### WHAT TO DO
All lines from the entries below that contain the string "sfTSLP" should be copied out.
§
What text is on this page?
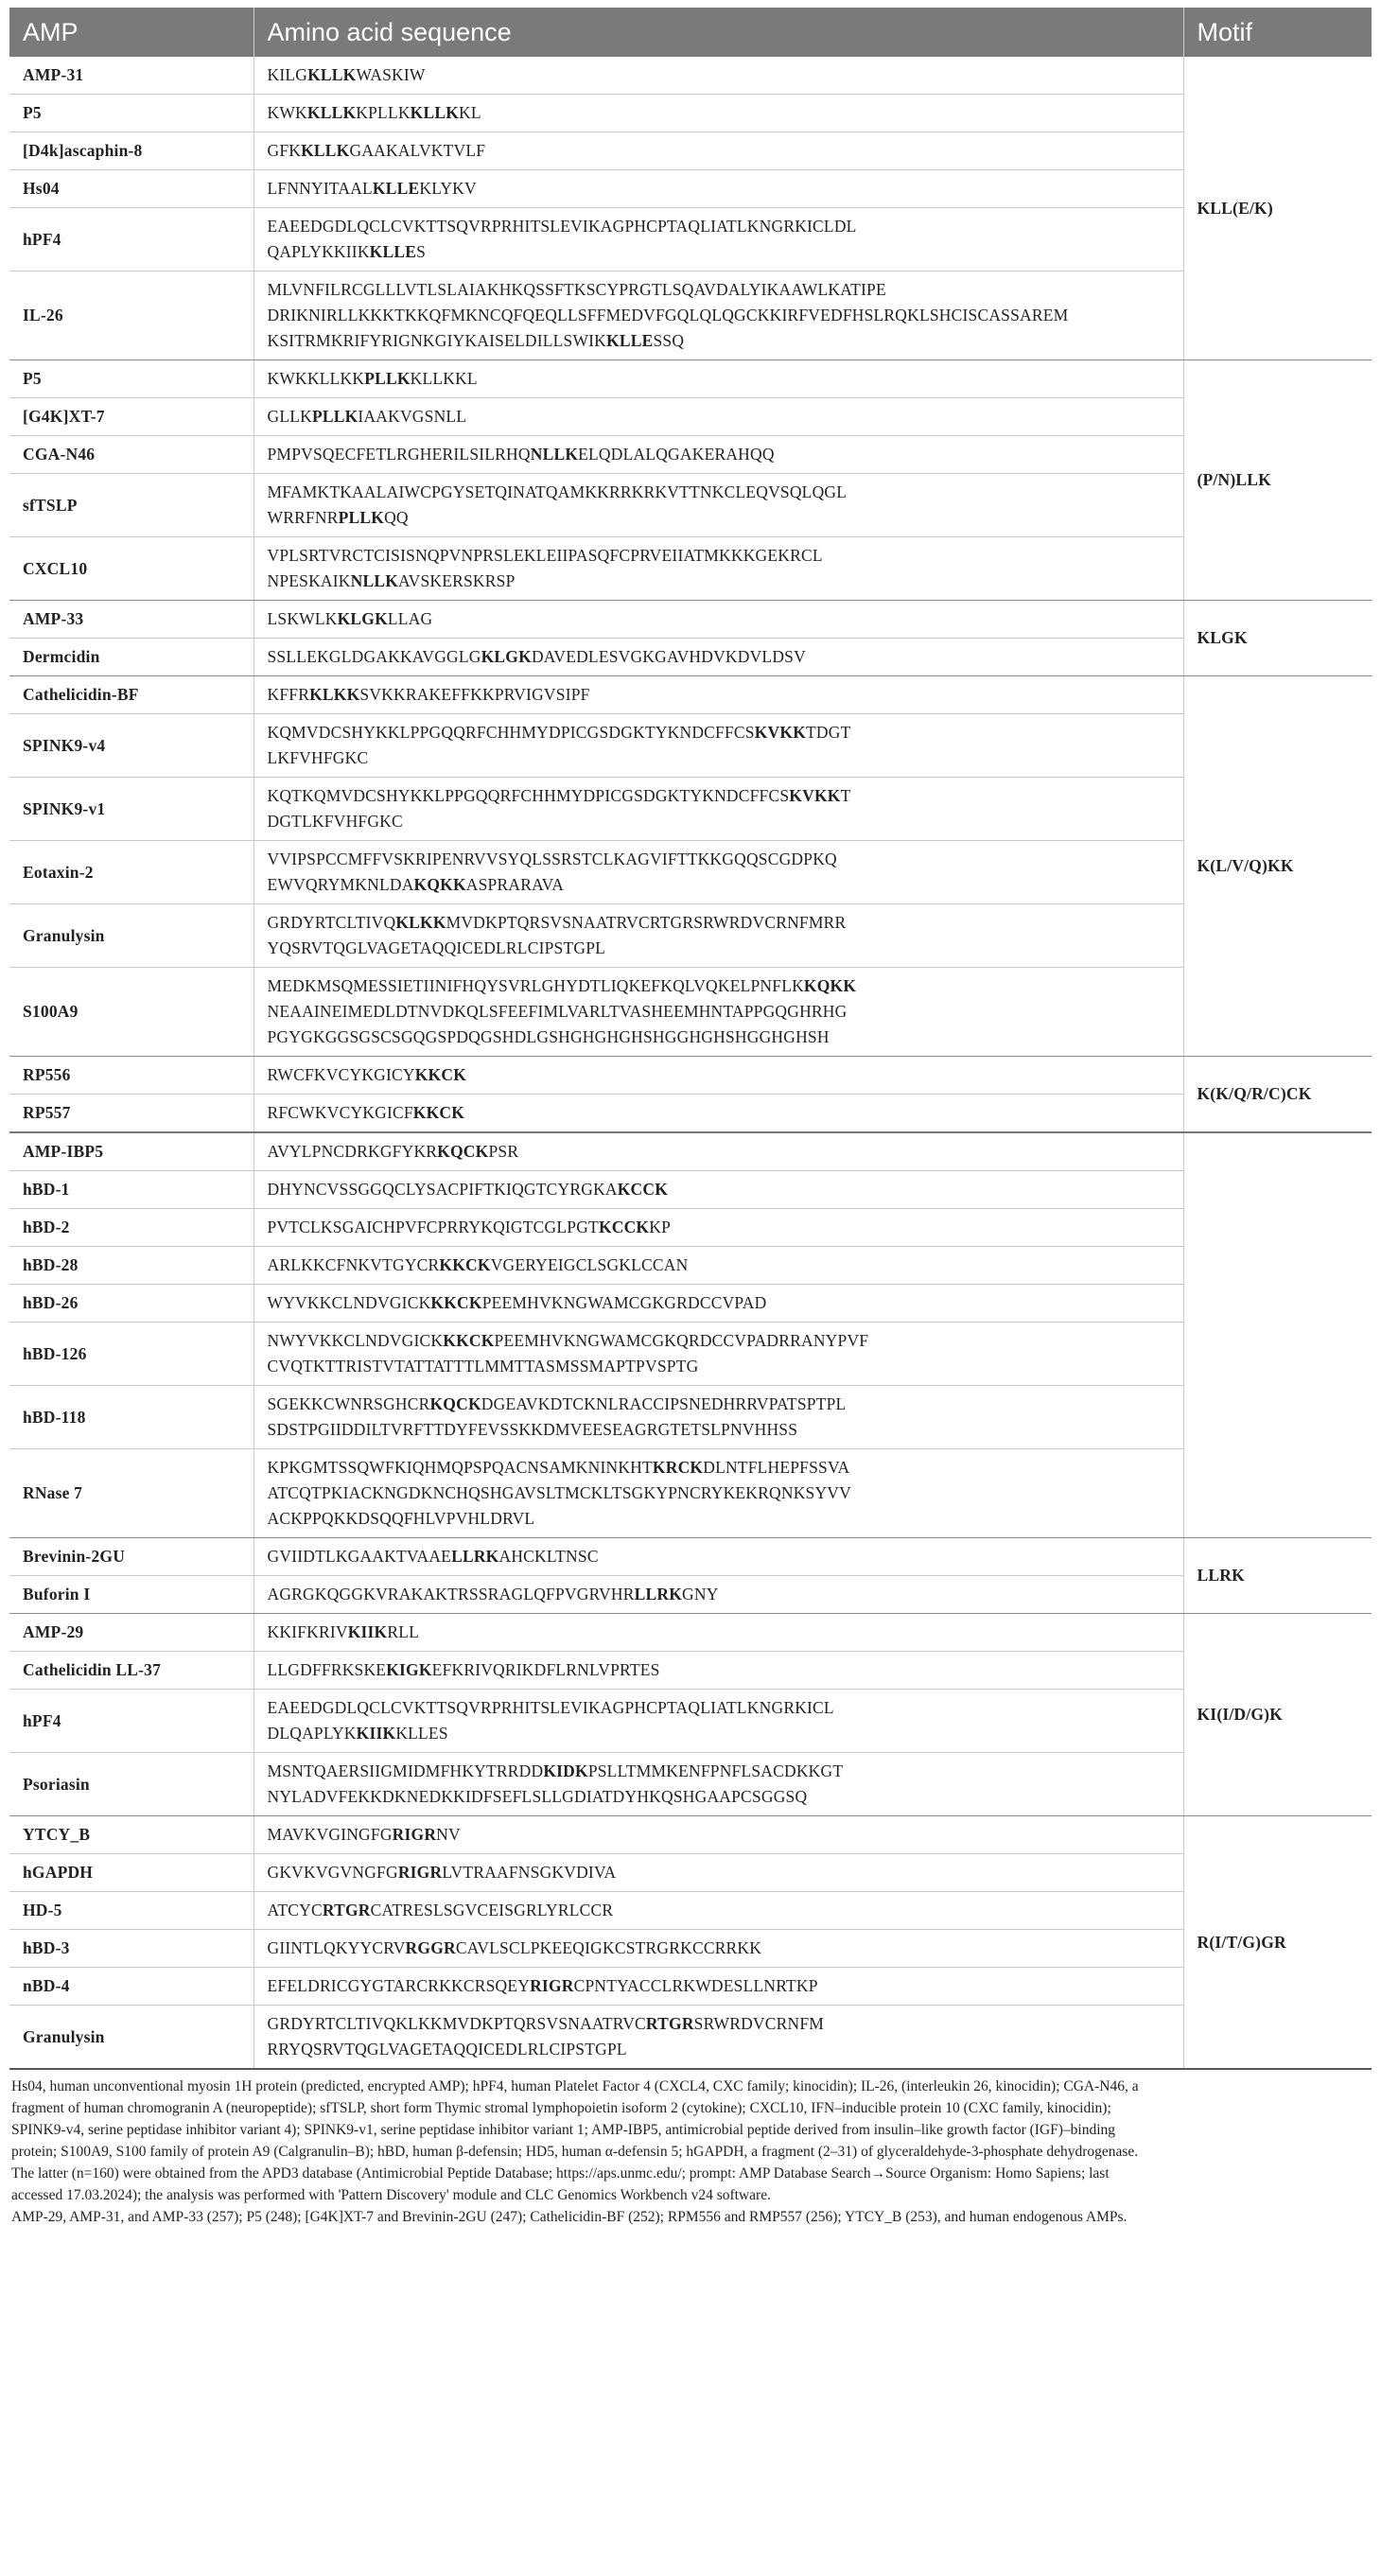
AMP	Amino acid sequence	Motif
AMP-31	KILGKLLKWASKIW	KLL(E/K)
P5	KWKKLLKKPLLKKLLKKL	

[D4k]ascaphin-8	GFKKLLKGAAKALVKTVLF	

Hs04	LFNNYITAALKLLEKLYKV	

hPF4	EAEEDGDLQCLCVKTTSQVRPRHITSLEVIKAGPHCPTAQLIATLKNGRKICLDL
QAPLYKKIIKKLLES	

IL-26	MLVNFILRCGLLLVTLSLAIAKHKQSSFTKSCYPRGTLSQAVDALYIKAAWLKATIPE
DRIKNIRLLKKKTKKQFMKNCQFQEQLLSFFMEDVFGQLQLQGCKKIRFVEDFHSLRQKLSHCISCASSAREM
KSITRMKRIFYRIGNKGIYKAISELDILLSWIKKLLESSQ	

P5	KWKKLLKKPLLKKLLKKL	(P/N)LLK
[G4K]XT-7	GLLKPLLKIAAKVGSNLL	

CGA-N46	PMPVSQECFETLRGHERILSILRHQNLLKELQDLALQGAKERAHQQ	

sfTSLP	MFAMKTKAALAIWCPGYSETQINATQAMKKRRKRKVTTNKCLEQVSQLQGL
WRRFNRPLLKQQ	

CXCL10	VPLSRTVRCTCISISNQPVNPRSLEKLEIIPASQFCPRVEIIATMKKKGEKRCL
NPESKAIKNLLKAVSKERSKRSP	

AMP-33	LSKWLKKLGKLLAG	KLGK
Dermcidin	SSLLEKGLDGAKKAVGGLGKLGKDAVEDLESVGKGAVHDVKDVLDSV	

Cathelicidin-BF	KFFRKLKKSVKKRAKEFFKKPRVIGVSIPF	K(L/V/Q)KK
SPINK9-v4	KQMVDCSHYKKLPPGQQRFCHHMYDPICGSDGKTYKNDCFFCSKVKKTDGT
LKFVHFGKC	

SPINK9-v1	KQTKQMVDCSHYKKLPPGQQRFCHHMYDPICGSDGKTYKNDCFFCSKVKKT
DGTLKFVHFGKC	

Eotaxin-2	VVIPSPCCMFFVSKRIPENRVVSYQLSSRSTCLKAGVIFTTKKGQQSCGDPKQ
EWVQRYMKNLDAKQKKASPRARAVA	

Granulysin	GRDYRTCLTIVQKLKKMVDKPTQRSVSNAATRVCRTGRSRWRDVCRNFMRR
YQSRVTQGLVAGETAQQICEDLRLCIPSTGPL	

S100A9	MEDKMSQMESSIETIINIFHQYSVRLGHYDTLIQKEFKQLVQKELPNFLKKQKK
NEAAINEIMEDLDTNVDKQLSFEEFIMLVARLTVASHEEMHNTAPPGQGHRHG
PGYGKGGSGSCSGQGSPDQGSHDLGSHGHGHGHSHGGHGHSHGGHGHSH	

RP556	RWCFKVCYKGICYKKCK	K(K/Q/R/C)CK
RP557	RFCWKVCYKGICFKKCK	

AMP-IBP5	AVYLPNCDRKGFYKRKQCKPSR	

hBD-1	DHYNCVSSGGQCLYSACPIFTKIQGTCYRGKAKCCK	

hBD-2	PVTCLKSGAICHPVFCPRRYKQIGTCGLPGTKCCKKP	

hBD-28	ARLKKCFNKVTGYCRKKCKVGERYEIGCLSGKLCCAN	

hBD-26	WYVKKCLNDVGICKKKCKPEEMHVKNGWAMCGKGRDCCVPAD	

hBD-126	NWYVKKCLNDVGICKKKCKPEEMHVKNGWAMCGKQRDCCVPADRRANYPVF
CVQTKTTRISTVTATTATTTLMMTTASMSSMAPTPVSPTG	

hBD-118	SGEKKCWNRSGHCRKQCKDGEAVKDTCKNLRACCIPSNEDHRRVPATSPTPL
SDSTPGIIDDILTVRFTTDYFEVSSKKDMVEESEAGRGTETSLPNVHHSS	

RNase 7	KPKGMTSSQWFKIQHMQPSPQACNSAMKNINKHTKRCKDLNTFLHEPFSSVA
ATCQTPKIACKNGDKNCHQSHGAVSLTMCKLTSGKYPNCRYKEKRQNKSYVV
ACKPPQKKDSQQFHLVPVHLDRVL	

Brevinin-2GU	GVIIDTLKGAAKTVAAELLRKAHCKLTNSC	LLRK
Buforin I	AGRGKQGGKVRAKAKTRSSRAGLQFPVGRVHRLLRKGNY	

AMP-29	KKIFKRIVKIIKRLL	KI(I/D/G)K
Cathelicidin LL-37	LLGDFFRKSKEKIGKEFKRIVQRIKDFLRNLVPRTES	

hPF4	EAEEDGDLQCLCVKTTSQVRPRHITSLEVIKAGPHCPTAQLIATLKNGRKICL
DLQAPLYKKIIKKLLES	

Psoriasin	MSNTQAERSIIGMIDMFHKYTRRDDKIDKPSLLTMMKENFPNFLSACDKKGT
NYLADVFEKKDKNEDKKIDFSEFLSLLGDIATDYHKQSHGAAPCSGGSQ	

YTCY_B	MAVKVGINGFGRIGRNV	R(I/T/G)GR
hGAPDH	GKVKVGVNGFGRIGRLVTRAAFNSGKVDIVA	

HD-5	ATCYCRTGRCATRESLSGVCEISGRLYRLCCR	

hBD-3	GIINTLQKYYCRVRGGRCAVLSCLPKEEQIGKCSTRGRKCCRRKK	

nBD-4	EFELDRICGYGTARCRKKCRSQEYRIGRCPNTYACCLRKWDESLLNRTKP	

Granulysin	GRDYRTCLTIVQKLKKMVDKPTQRSVSNAATRVCRTGRSRWRDVCRNFM
RRYQSRVTQGLVAGETAQQICEDLRLCIPSTGPL	
Hs04, human unconventional myosin 1H protein (predicted, encrypted AMP); hPF4, human Platelet Factor 4 (CXCL4, CXC family; kinocidin); IL-26, (interleukin 26, kinocidin); CGA-N46, a
fragment of human chromogranin A (neuropeptide); sfTSLP, short form Thymic stromal lymphopoietin isoform 2 (cytokine); CXCL10, IFN–inducible protein 10 (CXC family, kinocidin);
SPINK9-v4, serine peptidase inhibitor variant 4); SPINK9-v1, serine peptidase inhibitor variant 1; AMP-IBP5, antimicrobial peptide derived from insulin–like growth factor (IGF)–binding
protein; S100A9, S100 family of protein A9 (Calgranulin–B); hBD, human β-defensin; HD5, human α-defensin 5; hGAPDH, a fragment (2–31) of glyceraldehyde-3-phosphate dehydrogenase.
The latter (n=160) were obtained from the APD3 database (Antimicrobial Peptide Database; https://aps.unmc.edu/; prompt: AMP Database Search→Source Organism: Homo Sapiens; last
accessed 17.03.2024); the analysis was performed with 'Pattern Discovery' module and CLC Genomics Workbench v24 software.
AMP-29, AMP-31, and AMP-33 (257); P5 (248); [G4K]XT-7 and Brevinin-2GU (247); Cathelicidin-BF (252); RPM556 and RMP557 (256); YTCY_B (253), and human endogenous AMPs.
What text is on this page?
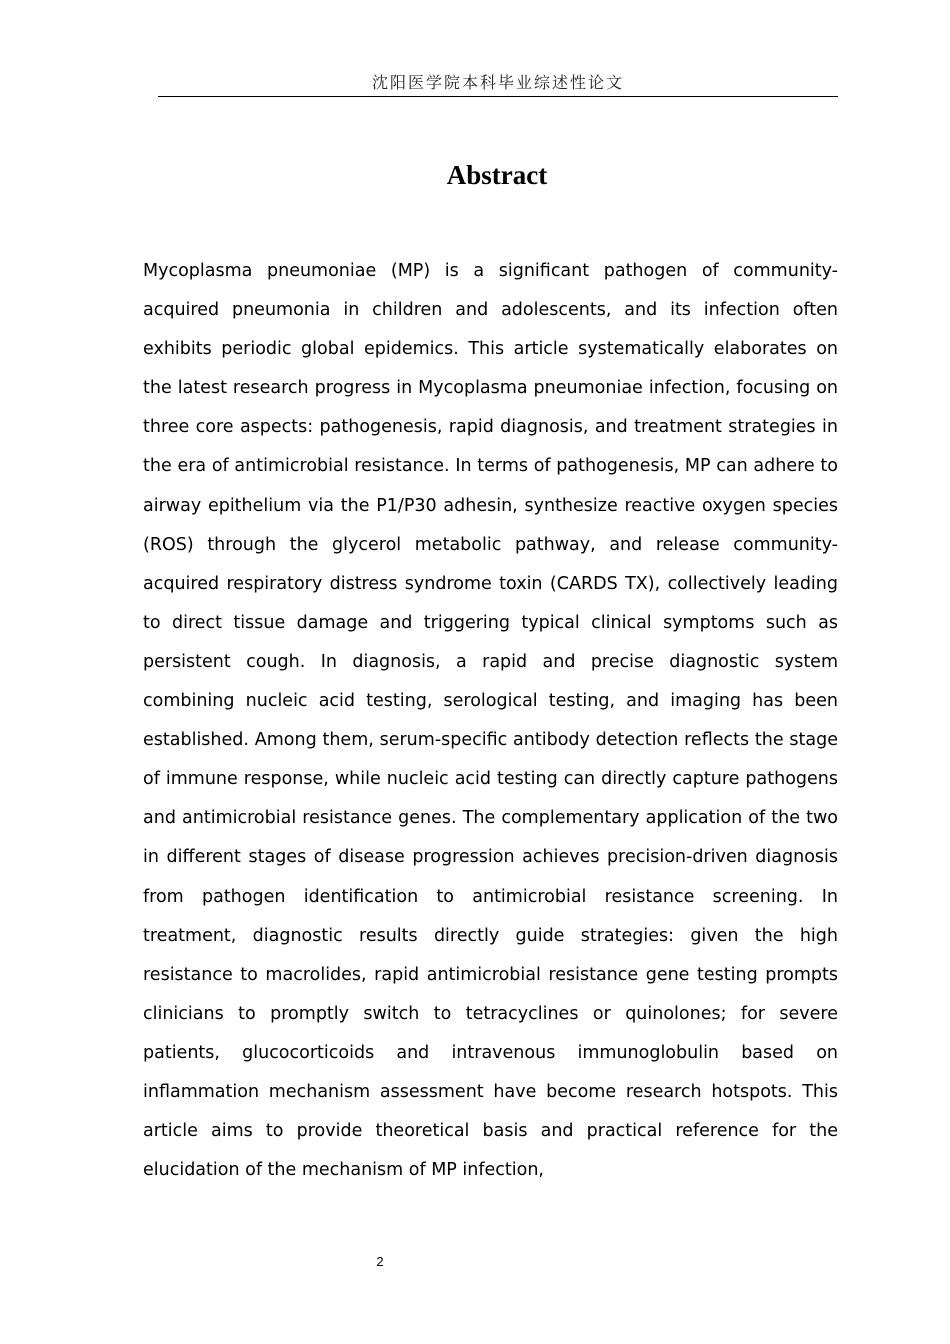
沈阳医学院本科毕业综述性论文
Abstract

Mycoplasma pneumoniae (MP) is a significant pathogen of community-acquired pneumonia in children and adolescents, and its infection often exhibits periodic global epidemics. This article systematically elaborates on the latest research progress in Mycoplasma pneumoniae infection, focusing on three core aspects: pathogenesis, rapid diagnosis, and treatment strategies in the era of antimicrobial resistance. In terms of pathogenesis, MP can adhere to airway epithelium via the P1/P30 adhesin, synthesize reactive oxygen species (ROS) through the glycerol metabolic pathway, and release community-acquired respiratory distress syndrome toxin (CARDS TX), collectively leading to direct tissue damage and triggering typical clinical symptoms such as persistent cough. In diagnosis, a rapid and precise diagnostic system combining nucleic acid testing, serological testing, and imaging has been established. Among them, serum-specific antibody detection reflects the stage of immune response, while nucleic acid testing can directly capture pathogens and antimicrobial resistance genes. The complementary application of the two in different stages of disease progression achieves precision-driven diagnosis from pathogen identification to antimicrobial resistance screening. In treatment, diagnostic results directly guide strategies: given the high resistance to macrolides, rapid antimicrobial resistance gene testing prompts clinicians to promptly switch to tetracyclines or quinolones; for severe patients, glucocorticoids and intravenous immunoglobulin based on inflammation mechanism assessment have become research hotspots. This article aims to provide theoretical basis and practical reference for the elucidation of the mechanism of MP infection,

2
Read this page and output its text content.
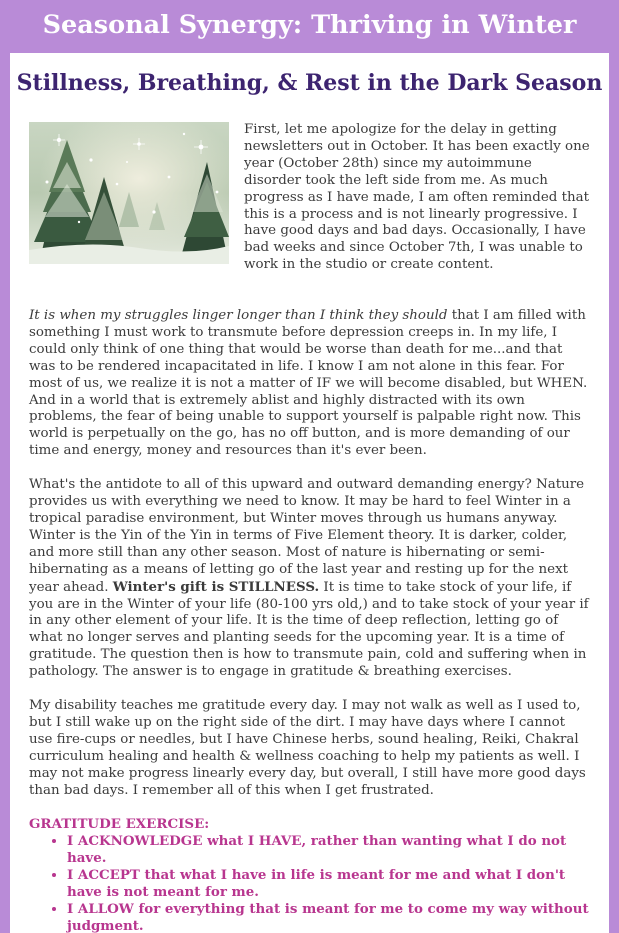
Seasonal Synergy: Thriving in Winter
Stillness, Breathing, & Rest in the Dark Season

First, let me apologize for the delay in getting newsletters out in October. It has been exactly one year (October 28th) since my autoimmune disorder took the left side from me. As much progress as I have made, I am often reminded that this is a process and is not linearly progressive. I have good days and bad days. Occasionally, I have bad weeks and since October 7th, I was unable to work in the studio or create content.

It is when my struggles linger longer than I think they should that I am filled with something I must work to transmute before depression creeps in. In my life, I could only think of one thing that would be worse than death for me...and that was to be rendered incapacitated in life. I know I am not alone in this fear. For most of us, we realize it is not a matter of IF we will become disabled, but WHEN. And in a world that is extremely ablist and highly distracted with its own problems, the fear of being unable to support yourself is palpable right now. This world is perpetually on the go, has no off button, and is more demanding of our time and energy, money and resources than it's ever been.

What's the antidote to all of this upward and outward demanding energy? Nature provides us with everything we need to know. It may be hard to feel Winter in a tropical paradise environment, but Winter moves through us humans anyway. Winter is the Yin of the Yin in terms of Five Element theory. It is darker, colder, and more still than any other season. Most of nature is hibernating or semi-hibernating as a means of letting go of the last year and resting up for the next year ahead. Winter's gift is STILLNESS. It is time to take stock of your life, if you are in the Winter of your life (80-100 yrs old,) and to take stock of your year if in any other element of your life. It is the time of deep reflection, letting go of what no longer serves and planting seeds for the upcoming year. It is a time of gratitude. The question then is how to transmute pain, cold and suffering when in pathology. The answer is to engage in gratitude & breathing exercises.

My disability teaches me gratitude every day. I may not walk as well as I used to, but I still wake up on the right side of the dirt. I may have days where I cannot use fire-cups or needles, but I have Chinese herbs, sound healing, Reiki, Chakral curriculum healing and health & wellness coaching to help my patients as well. I may not make progress linearly every day, but overall, I still have more good days than bad days. I remember all of this when I get frustrated.

GRATITUDE EXERCISE:
• I ACKNOWLEDGE what I HAVE, rather than wanting what I do not have.
• I ACCEPT that what I have in life is meant for me and what I don't have is not meant for me.
• I ALLOW for everything that is meant for me to come my way without judgment.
§
### RESULT FOR THIS EXERCISE
sfTSLP	MFAMKTKAALAIWCPGYSETQINATQAMKKRRKRKVTTNKCLEQVSQLQGL
fragment of human chromogranin A (neuropeptide); sfTSLP, short form Thymic stromal lymphopoietin isoform 2 (cytokine); CXCL10, IFN–inducible protein 10 (CXC family, kinocidin);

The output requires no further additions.